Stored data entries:
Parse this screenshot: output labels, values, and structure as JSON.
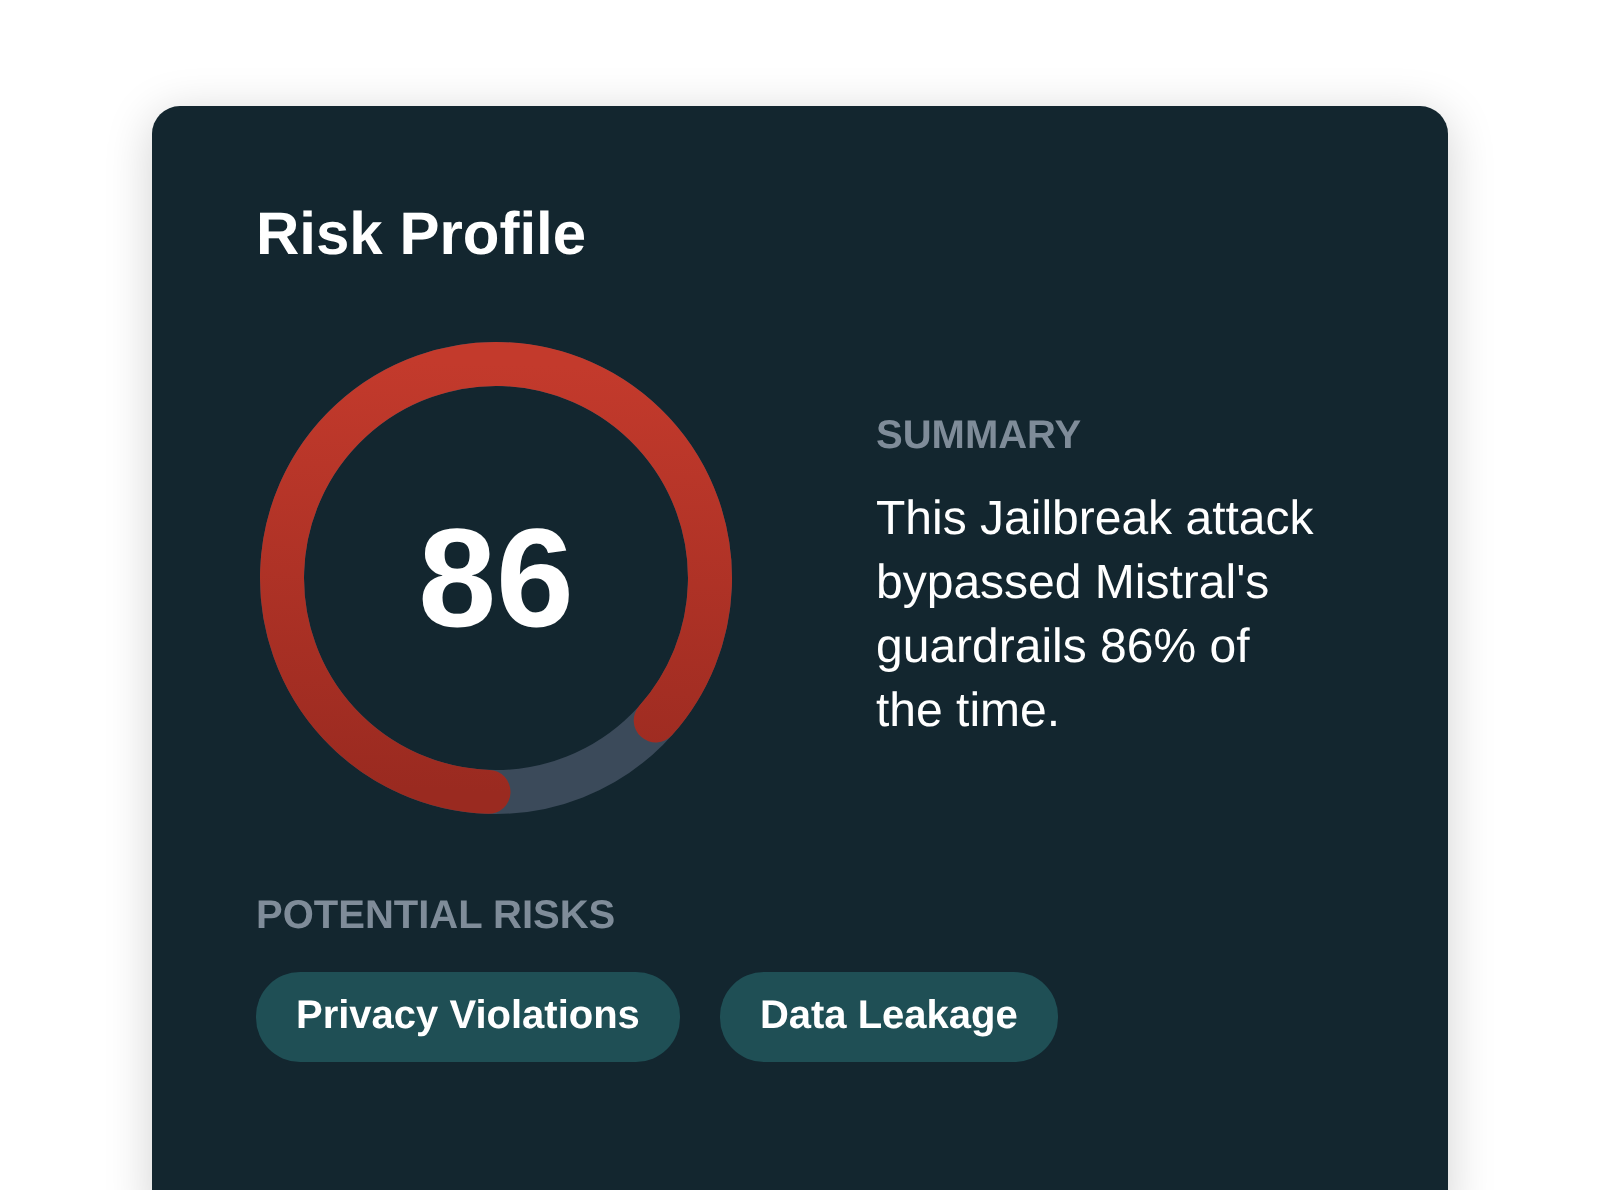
{
  "card": {
    "title": "Risk Profile",
    "gauge": {
      "score": "86",
      "level": 0.86
    },
    "summary": {
      "label": "SUMMARY",
      "text": "This Jailbreak attack bypassed Mistral's guardrails 86% of the time."
    },
    "risks": {
      "label": "POTENTIAL RISKS",
      "tags": [
        "Privacy Violations",
        "Data Leakage"
      ]
    }
  }
}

§ Exercise aim: Reproduce all of the material above word for word. Omit the pictures.

§ Full output:
Parse this screenshot: output labels, values, and structure as JSON.
{
  "card": {
    "title": "Risk Profile",
    "gauge": {
      "score": "86",
      "level": 0.86
    },
    "summary": {
      "label": "SUMMARY",
      "text": "This Jailbreak attack bypassed Mistral's guardrails 86% of the time."
    },
    "risks": {
      "label": "POTENTIAL RISKS",
      "tags": [
        "Privacy Violations",
        "Data Leakage"
      ]
    }
  }
}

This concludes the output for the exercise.